= Prompt =
Copy out each line of the material below with no changes.

= Records supplied =
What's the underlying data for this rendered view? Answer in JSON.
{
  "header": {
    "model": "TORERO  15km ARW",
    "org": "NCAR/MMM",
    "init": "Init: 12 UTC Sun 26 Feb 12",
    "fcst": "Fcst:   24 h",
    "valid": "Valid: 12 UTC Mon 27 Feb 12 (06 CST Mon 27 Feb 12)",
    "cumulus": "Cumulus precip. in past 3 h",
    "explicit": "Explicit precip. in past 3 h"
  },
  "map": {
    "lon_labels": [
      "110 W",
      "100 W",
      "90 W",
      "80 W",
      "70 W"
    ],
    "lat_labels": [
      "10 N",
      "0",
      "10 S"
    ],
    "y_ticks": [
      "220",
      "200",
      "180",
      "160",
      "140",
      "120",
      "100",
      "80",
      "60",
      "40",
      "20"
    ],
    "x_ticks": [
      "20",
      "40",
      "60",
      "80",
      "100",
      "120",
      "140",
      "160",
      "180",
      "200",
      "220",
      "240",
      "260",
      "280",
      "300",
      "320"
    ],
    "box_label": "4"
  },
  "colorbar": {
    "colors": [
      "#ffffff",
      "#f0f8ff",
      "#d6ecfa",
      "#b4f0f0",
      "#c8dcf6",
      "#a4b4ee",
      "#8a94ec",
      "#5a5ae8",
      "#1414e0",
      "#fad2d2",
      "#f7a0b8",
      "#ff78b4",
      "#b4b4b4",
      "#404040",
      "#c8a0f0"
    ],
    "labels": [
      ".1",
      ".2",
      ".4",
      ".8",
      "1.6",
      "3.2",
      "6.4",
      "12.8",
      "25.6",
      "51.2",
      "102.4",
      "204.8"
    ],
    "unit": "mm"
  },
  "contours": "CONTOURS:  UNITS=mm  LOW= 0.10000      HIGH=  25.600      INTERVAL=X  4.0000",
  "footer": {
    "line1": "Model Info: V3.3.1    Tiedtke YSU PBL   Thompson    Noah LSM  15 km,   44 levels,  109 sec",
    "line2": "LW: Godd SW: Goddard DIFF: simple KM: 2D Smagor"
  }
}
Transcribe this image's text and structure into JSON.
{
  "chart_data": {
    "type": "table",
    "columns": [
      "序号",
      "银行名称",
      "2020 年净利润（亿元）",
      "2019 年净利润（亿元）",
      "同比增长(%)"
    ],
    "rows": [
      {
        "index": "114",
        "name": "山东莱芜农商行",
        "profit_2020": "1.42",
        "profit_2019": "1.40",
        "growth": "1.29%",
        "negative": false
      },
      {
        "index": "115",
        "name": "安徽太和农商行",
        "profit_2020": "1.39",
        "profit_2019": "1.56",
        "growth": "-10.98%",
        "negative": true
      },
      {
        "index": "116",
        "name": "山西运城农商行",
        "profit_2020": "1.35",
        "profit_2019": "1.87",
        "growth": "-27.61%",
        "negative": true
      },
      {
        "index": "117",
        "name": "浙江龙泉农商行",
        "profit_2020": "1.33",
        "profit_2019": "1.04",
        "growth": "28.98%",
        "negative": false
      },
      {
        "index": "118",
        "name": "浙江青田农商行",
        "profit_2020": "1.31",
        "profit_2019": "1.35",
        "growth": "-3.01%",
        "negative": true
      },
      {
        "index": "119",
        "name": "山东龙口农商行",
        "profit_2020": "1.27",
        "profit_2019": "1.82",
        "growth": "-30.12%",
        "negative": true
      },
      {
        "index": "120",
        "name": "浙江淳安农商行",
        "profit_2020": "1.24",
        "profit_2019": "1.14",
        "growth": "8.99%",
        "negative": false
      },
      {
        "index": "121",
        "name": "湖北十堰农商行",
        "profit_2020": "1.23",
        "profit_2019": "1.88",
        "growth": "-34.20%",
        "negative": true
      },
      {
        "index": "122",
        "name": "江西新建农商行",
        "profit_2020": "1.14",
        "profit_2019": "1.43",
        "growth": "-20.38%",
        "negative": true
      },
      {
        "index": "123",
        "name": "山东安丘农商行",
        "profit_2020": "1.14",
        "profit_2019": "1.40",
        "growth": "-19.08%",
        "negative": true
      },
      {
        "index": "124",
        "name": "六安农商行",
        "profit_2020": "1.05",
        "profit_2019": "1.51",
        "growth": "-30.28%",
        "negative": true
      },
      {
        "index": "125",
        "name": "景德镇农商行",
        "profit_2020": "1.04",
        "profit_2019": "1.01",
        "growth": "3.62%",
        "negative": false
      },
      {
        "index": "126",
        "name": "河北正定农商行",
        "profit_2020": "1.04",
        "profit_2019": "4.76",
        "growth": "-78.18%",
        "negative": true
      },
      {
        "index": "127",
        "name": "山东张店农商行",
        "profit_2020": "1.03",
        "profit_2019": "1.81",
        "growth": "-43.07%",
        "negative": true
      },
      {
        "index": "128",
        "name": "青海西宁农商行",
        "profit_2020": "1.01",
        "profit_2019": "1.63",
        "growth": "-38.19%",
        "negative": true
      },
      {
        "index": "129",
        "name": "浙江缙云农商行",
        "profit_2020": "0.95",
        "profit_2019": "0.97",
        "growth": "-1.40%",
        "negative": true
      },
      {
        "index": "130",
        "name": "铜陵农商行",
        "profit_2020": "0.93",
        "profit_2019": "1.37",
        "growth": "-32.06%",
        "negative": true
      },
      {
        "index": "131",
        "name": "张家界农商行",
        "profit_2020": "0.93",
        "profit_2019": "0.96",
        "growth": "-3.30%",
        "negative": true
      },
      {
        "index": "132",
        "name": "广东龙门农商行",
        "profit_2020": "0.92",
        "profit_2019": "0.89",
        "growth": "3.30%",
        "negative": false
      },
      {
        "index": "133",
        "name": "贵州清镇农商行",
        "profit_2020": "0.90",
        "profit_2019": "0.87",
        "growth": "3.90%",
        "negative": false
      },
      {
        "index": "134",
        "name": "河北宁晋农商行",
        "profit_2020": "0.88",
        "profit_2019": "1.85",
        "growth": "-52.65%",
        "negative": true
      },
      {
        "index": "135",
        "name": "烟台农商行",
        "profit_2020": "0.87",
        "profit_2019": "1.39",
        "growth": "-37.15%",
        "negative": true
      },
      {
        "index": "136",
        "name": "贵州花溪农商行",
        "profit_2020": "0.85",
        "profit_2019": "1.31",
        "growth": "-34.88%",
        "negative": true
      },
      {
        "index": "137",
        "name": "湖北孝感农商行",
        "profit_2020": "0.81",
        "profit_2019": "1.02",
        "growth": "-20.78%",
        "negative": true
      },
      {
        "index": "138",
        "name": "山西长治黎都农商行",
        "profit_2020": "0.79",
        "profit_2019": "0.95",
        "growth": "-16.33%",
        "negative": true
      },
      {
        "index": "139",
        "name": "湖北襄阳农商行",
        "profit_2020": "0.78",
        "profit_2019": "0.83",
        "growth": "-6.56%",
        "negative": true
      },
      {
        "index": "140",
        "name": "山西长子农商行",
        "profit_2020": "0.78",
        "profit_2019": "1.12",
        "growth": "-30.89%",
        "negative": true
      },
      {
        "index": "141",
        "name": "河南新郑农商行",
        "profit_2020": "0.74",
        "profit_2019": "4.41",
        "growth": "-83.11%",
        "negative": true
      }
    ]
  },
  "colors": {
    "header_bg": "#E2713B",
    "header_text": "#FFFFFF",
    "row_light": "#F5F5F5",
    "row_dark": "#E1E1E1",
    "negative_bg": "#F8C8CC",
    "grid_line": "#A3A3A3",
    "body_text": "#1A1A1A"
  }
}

= Answer to the exercise =
What's the underlying data for this rendered view? Answer in JSON.
{
  "header": {
    "model": "TORERO  15km ARW",
    "org": "NCAR/MMM",
    "init": "Init: 12 UTC Sun 26 Feb 12",
    "fcst": "Fcst:   24 h",
    "valid": "Valid: 12 UTC Mon 27 Feb 12 (06 CST Mon 27 Feb 12)",
    "cumulus": "Cumulus precip. in past 3 h",
    "explicit": "Explicit precip. in past 3 h"
  },
  "map": {
    "lon_labels": [
      "110 W",
      "100 W",
      "90 W",
      "80 W",
      "70 W"
    ],
    "lat_labels": [
      "10 N",
      "0",
      "10 S"
    ],
    "y_ticks": [
      "220",
      "200",
      "180",
      "160",
      "140",
      "120",
      "100",
      "80",
      "60",
      "40",
      "20"
    ],
    "x_ticks": [
      "20",
      "40",
      "60",
      "80",
      "100",
      "120",
      "140",
      "160",
      "180",
      "200",
      "220",
      "240",
      "260",
      "280",
      "300",
      "320"
    ],
    "box_label": "4"
  },
  "colorbar": {
    "colors": [
      "#ffffff",
      "#f0f8ff",
      "#d6ecfa",
      "#b4f0f0",
      "#c8dcf6",
      "#a4b4ee",
      "#8a94ec",
      "#5a5ae8",
      "#1414e0",
      "#fad2d2",
      "#f7a0b8",
      "#ff78b4",
      "#b4b4b4",
      "#404040",
      "#c8a0f0"
    ],
    "labels": [
      ".1",
      ".2",
      ".4",
      ".8",
      "1.6",
      "3.2",
      "6.4",
      "12.8",
      "25.6",
      "51.2",
      "102.4",
      "204.8"
    ],
    "unit": "mm"
  },
  "contours": "CONTOURS:  UNITS=mm  LOW= 0.10000      HIGH=  25.600      INTERVAL=X  4.0000",
  "footer": {
    "line1": "Model Info: V3.3.1    Tiedtke YSU PBL   Thompson    Noah LSM  15 km,   44 levels,  109 sec",
    "line2": "LW: Godd SW: Goddard DIFF: simple KM: 2D Smagor"
  }
}
Transcribe this image's text and structure into JSON.
{
  "chart_data": {
    "type": "table",
    "columns": [
      "序号",
      "银行名称",
      "2020 年净利润（亿元）",
      "2019 年净利润（亿元）",
      "同比增长(%)"
    ],
    "rows": [
      {
        "index": "114",
        "name": "山东莱芜农商行",
        "profit_2020": "1.42",
        "profit_2019": "1.40",
        "growth": "1.29%",
        "negative": false
      },
      {
        "index": "115",
        "name": "安徽太和农商行",
        "profit_2020": "1.39",
        "profit_2019": "1.56",
        "growth": "-10.98%",
        "negative": true
      },
      {
        "index": "116",
        "name": "山西运城农商行",
        "profit_2020": "1.35",
        "profit_2019": "1.87",
        "growth": "-27.61%",
        "negative": true
      },
      {
        "index": "117",
        "name": "浙江龙泉农商行",
        "profit_2020": "1.33",
        "profit_2019": "1.04",
        "growth": "28.98%",
        "negative": false
      },
      {
        "index": "118",
        "name": "浙江青田农商行",
        "profit_2020": "1.31",
        "profit_2019": "1.35",
        "growth": "-3.01%",
        "negative": true
      },
      {
        "index": "119",
        "name": "山东龙口农商行",
        "profit_2020": "1.27",
        "profit_2019": "1.82",
        "growth": "-30.12%",
        "negative": true
      },
      {
        "index": "120",
        "name": "浙江淳安农商行",
        "profit_2020": "1.24",
        "profit_2019": "1.14",
        "growth": "8.99%",
        "negative": false
      },
      {
        "index": "121",
        "name": "湖北十堰农商行",
        "profit_2020": "1.23",
        "profit_2019": "1.88",
        "growth": "-34.20%",
        "negative": true
      },
      {
        "index": "122",
        "name": "江西新建农商行",
        "profit_2020": "1.14",
        "profit_2019": "1.43",
        "growth": "-20.38%",
        "negative": true
      },
      {
        "index": "123",
        "name": "山东安丘农商行",
        "profit_2020": "1.14",
        "profit_2019": "1.40",
        "growth": "-19.08%",
        "negative": true
      },
      {
        "index": "124",
        "name": "六安农商行",
        "profit_2020": "1.05",
        "profit_2019": "1.51",
        "growth": "-30.28%",
        "negative": true
      },
      {
        "index": "125",
        "name": "景德镇农商行",
        "profit_2020": "1.04",
        "profit_2019": "1.01",
        "growth": "3.62%",
        "negative": false
      },
      {
        "index": "126",
        "name": "河北正定农商行",
        "profit_2020": "1.04",
        "profit_2019": "4.76",
        "growth": "-78.18%",
        "negative": true
      },
      {
        "index": "127",
        "name": "山东张店农商行",
        "profit_2020": "1.03",
        "profit_2019": "1.81",
        "growth": "-43.07%",
        "negative": true
      },
      {
        "index": "128",
        "name": "青海西宁农商行",
        "profit_2020": "1.01",
        "profit_2019": "1.63",
        "growth": "-38.19%",
        "negative": true
      },
      {
        "index": "129",
        "name": "浙江缙云农商行",
        "profit_2020": "0.95",
        "profit_2019": "0.97",
        "growth": "-1.40%",
        "negative": true
      },
      {
        "index": "130",
        "name": "铜陵农商行",
        "profit_2020": "0.93",
        "profit_2019": "1.37",
        "growth": "-32.06%",
        "negative": true
      },
      {
        "index": "131",
        "name": "张家界农商行",
        "profit_2020": "0.93",
        "profit_2019": "0.96",
        "growth": "-3.30%",
        "negative": true
      },
      {
        "index": "132",
        "name": "广东龙门农商行",
        "profit_2020": "0.92",
        "profit_2019": "0.89",
        "growth": "3.30%",
        "negative": false
      },
      {
        "index": "133",
        "name": "贵州清镇农商行",
        "profit_2020": "0.90",
        "profit_2019": "0.87",
        "growth": "3.90%",
        "negative": false
      },
      {
        "index": "134",
        "name": "河北宁晋农商行",
        "profit_2020": "0.88",
        "profit_2019": "1.85",
        "growth": "-52.65%",
        "negative": true
      },
      {
        "index": "135",
        "name": "烟台农商行",
        "profit_2020": "0.87",
        "profit_2019": "1.39",
        "growth": "-37.15%",
        "negative": true
      },
      {
        "index": "136",
        "name": "贵州花溪农商行",
        "profit_2020": "0.85",
        "profit_2019": "1.31",
        "growth": "-34.88%",
        "negative": true
      },
      {
        "index": "137",
        "name": "湖北孝感农商行",
        "profit_2020": "0.81",
        "profit_2019": "1.02",
        "growth": "-20.78%",
        "negative": true
      },
      {
        "index": "138",
        "name": "山西长治黎都农商行",
        "profit_2020": "0.79",
        "profit_2019": "0.95",
        "growth": "-16.33%",
        "negative": true
      },
      {
        "index": "139",
        "name": "湖北襄阳农商行",
        "profit_2020": "0.78",
        "profit_2019": "0.83",
        "growth": "-6.56%",
        "negative": true
      },
      {
        "index": "140",
        "name": "山西长子农商行",
        "profit_2020": "0.78",
        "profit_2019": "1.12",
        "growth": "-30.89%",
        "negative": true
      },
      {
        "index": "141",
        "name": "河南新郑农商行",
        "profit_2020": "0.74",
        "profit_2019": "4.41",
        "growth": "-83.11%",
        "negative": true
      }
    ]
  },
  "colors": {
    "header_bg": "#E2713B",
    "header_text": "#FFFFFF",
    "row_light": "#F5F5F5",
    "row_dark": "#E1E1E1",
    "negative_bg": "#F8C8CC",
    "grid_line": "#A3A3A3",
    "body_text": "#1A1A1A"
  }
}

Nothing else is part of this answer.